Select from the records below every line that has the word "资料性附录" in it.

—————

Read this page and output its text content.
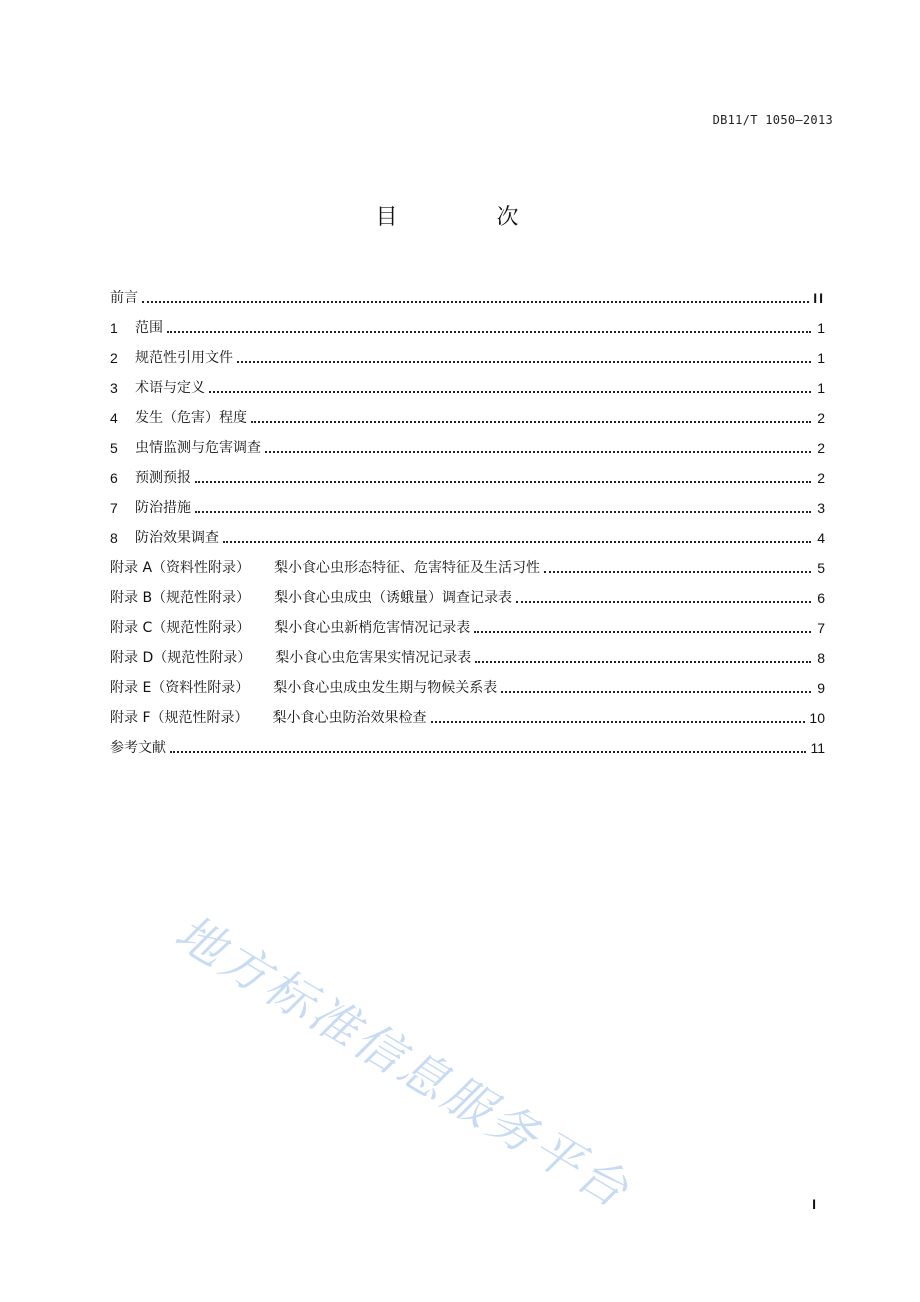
DB11/T 1050—2013
目 次
前言	II
1	范围	1
2	规范性引用文件	1
3	术语与定义	1
4	发生（危害）程度	2
5	虫情监测与危害调查	2
6	预测预报	2
7	防治措施	3
8	防治效果调查	4
附录 A（资料性附录） 梨小食心虫形态特征、危害特征及生活习性	5
附录 B（规范性附录） 梨小食心虫成虫（诱蛾量）调查记录表	6
附录 C（规范性附录） 梨小食心虫新梢危害情况记录表	7
附录 D（规范性附录） 梨小食心虫危害果实情况记录表	8
附录 E（资料性附录） 梨小食心虫成虫发生期与物候关系表	9
附录 F（规范性附录） 梨小食心虫防治效果检查	10
参考文献	11
地方标准信息服务平台	I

—————

▸ OUTPUT:
附录 A（资料性附录） 梨小食心虫形态特征、危害特征及生活习性	5
附录 E（资料性附录） 梨小食心虫成虫发生期与物候关系表	9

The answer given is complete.